EXERCISE GOAL: Copy the records that follow exactly as written, but not their pictures.

(Dataset rows about figures)

---*---

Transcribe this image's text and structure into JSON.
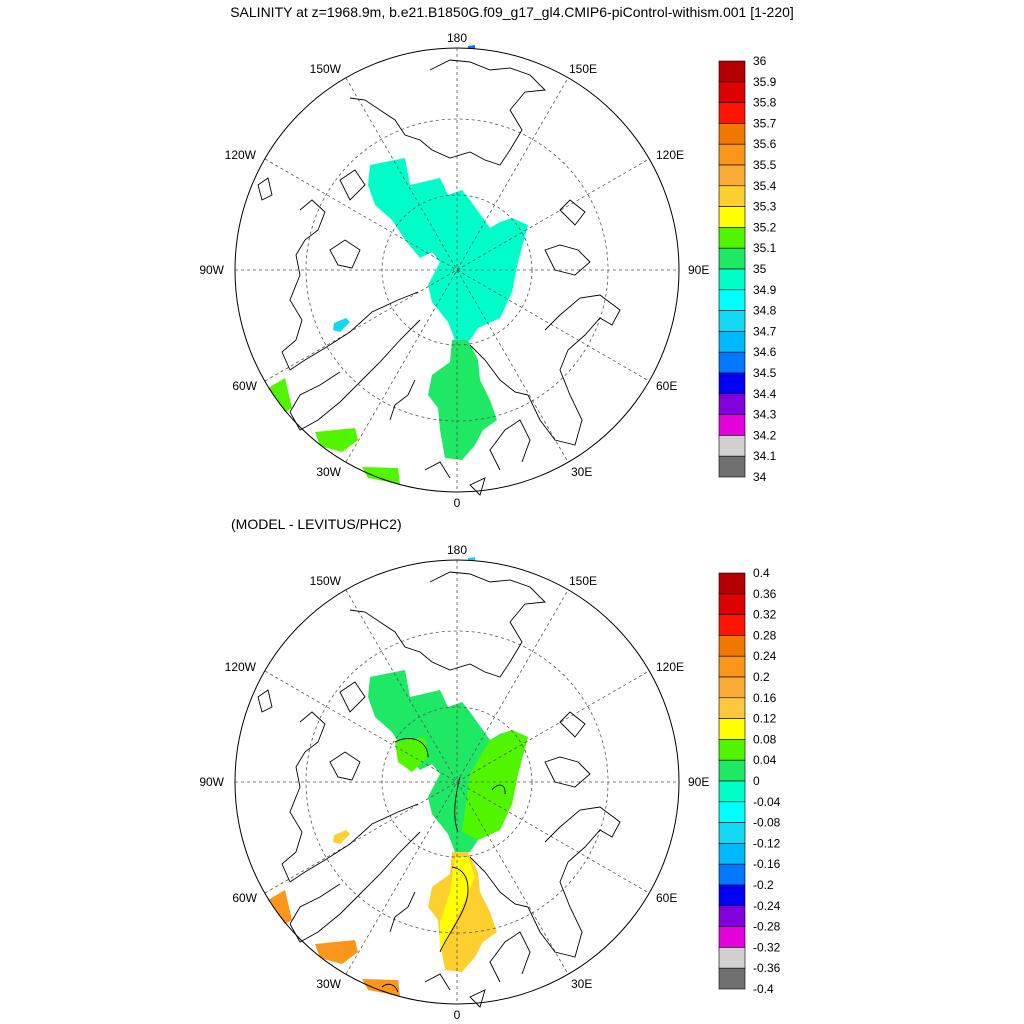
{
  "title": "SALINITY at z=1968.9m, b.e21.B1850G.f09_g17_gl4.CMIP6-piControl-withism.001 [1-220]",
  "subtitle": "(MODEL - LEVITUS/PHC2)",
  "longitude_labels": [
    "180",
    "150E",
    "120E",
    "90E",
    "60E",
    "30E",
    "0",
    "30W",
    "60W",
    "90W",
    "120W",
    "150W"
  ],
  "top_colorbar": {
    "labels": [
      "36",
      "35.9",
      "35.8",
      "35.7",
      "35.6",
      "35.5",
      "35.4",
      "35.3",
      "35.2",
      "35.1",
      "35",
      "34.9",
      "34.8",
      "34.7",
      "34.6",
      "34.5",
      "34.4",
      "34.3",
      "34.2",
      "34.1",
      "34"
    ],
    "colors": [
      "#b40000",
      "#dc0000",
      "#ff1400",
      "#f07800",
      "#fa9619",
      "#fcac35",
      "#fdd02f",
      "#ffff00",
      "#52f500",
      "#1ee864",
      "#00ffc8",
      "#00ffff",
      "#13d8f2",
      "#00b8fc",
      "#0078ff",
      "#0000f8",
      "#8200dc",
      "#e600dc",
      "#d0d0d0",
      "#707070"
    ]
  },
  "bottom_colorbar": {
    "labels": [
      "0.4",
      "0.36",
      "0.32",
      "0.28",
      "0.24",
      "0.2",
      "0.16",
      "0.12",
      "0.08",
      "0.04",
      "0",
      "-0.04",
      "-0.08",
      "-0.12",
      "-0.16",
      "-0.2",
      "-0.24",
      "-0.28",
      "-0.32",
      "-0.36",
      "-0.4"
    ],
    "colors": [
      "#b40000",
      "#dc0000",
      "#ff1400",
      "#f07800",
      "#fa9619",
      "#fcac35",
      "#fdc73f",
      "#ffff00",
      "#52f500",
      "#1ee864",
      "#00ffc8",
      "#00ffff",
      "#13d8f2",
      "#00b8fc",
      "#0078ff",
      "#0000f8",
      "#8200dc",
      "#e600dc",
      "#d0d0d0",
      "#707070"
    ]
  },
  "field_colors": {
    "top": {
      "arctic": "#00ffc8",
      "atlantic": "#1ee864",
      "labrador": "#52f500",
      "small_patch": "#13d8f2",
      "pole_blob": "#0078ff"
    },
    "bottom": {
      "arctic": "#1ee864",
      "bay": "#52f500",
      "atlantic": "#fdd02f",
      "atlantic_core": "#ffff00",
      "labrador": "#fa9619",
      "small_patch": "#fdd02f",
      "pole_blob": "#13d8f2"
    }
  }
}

---*---

RESULT:
Transcribe this image's text and structure into JSON.
{
  "title": "SALINITY at z=1968.9m, b.e21.B1850G.f09_g17_gl4.CMIP6-piControl-withism.001 [1-220]",
  "subtitle": "(MODEL - LEVITUS/PHC2)",
  "longitude_labels": [
    "180",
    "150E",
    "120E",
    "90E",
    "60E",
    "30E",
    "0",
    "30W",
    "60W",
    "90W",
    "120W",
    "150W"
  ],
  "top_colorbar": {
    "labels": [
      "36",
      "35.9",
      "35.8",
      "35.7",
      "35.6",
      "35.5",
      "35.4",
      "35.3",
      "35.2",
      "35.1",
      "35",
      "34.9",
      "34.8",
      "34.7",
      "34.6",
      "34.5",
      "34.4",
      "34.3",
      "34.2",
      "34.1",
      "34"
    ],
    "colors": [
      "#b40000",
      "#dc0000",
      "#ff1400",
      "#f07800",
      "#fa9619",
      "#fcac35",
      "#fdd02f",
      "#ffff00",
      "#52f500",
      "#1ee864",
      "#00ffc8",
      "#00ffff",
      "#13d8f2",
      "#00b8fc",
      "#0078ff",
      "#0000f8",
      "#8200dc",
      "#e600dc",
      "#d0d0d0",
      "#707070"
    ]
  },
  "bottom_colorbar": {
    "labels": [
      "0.4",
      "0.36",
      "0.32",
      "0.28",
      "0.24",
      "0.2",
      "0.16",
      "0.12",
      "0.08",
      "0.04",
      "0",
      "-0.04",
      "-0.08",
      "-0.12",
      "-0.16",
      "-0.2",
      "-0.24",
      "-0.28",
      "-0.32",
      "-0.36",
      "-0.4"
    ],
    "colors": [
      "#b40000",
      "#dc0000",
      "#ff1400",
      "#f07800",
      "#fa9619",
      "#fcac35",
      "#fdc73f",
      "#ffff00",
      "#52f500",
      "#1ee864",
      "#00ffc8",
      "#00ffff",
      "#13d8f2",
      "#00b8fc",
      "#0078ff",
      "#0000f8",
      "#8200dc",
      "#e600dc",
      "#d0d0d0",
      "#707070"
    ]
  },
  "field_colors": {
    "top": {
      "arctic": "#00ffc8",
      "atlantic": "#1ee864",
      "labrador": "#52f500",
      "small_patch": "#13d8f2",
      "pole_blob": "#0078ff"
    },
    "bottom": {
      "arctic": "#1ee864",
      "bay": "#52f500",
      "atlantic": "#fdd02f",
      "atlantic_core": "#ffff00",
      "labrador": "#fa9619",
      "small_patch": "#fdd02f",
      "pole_blob": "#13d8f2"
    }
  }
}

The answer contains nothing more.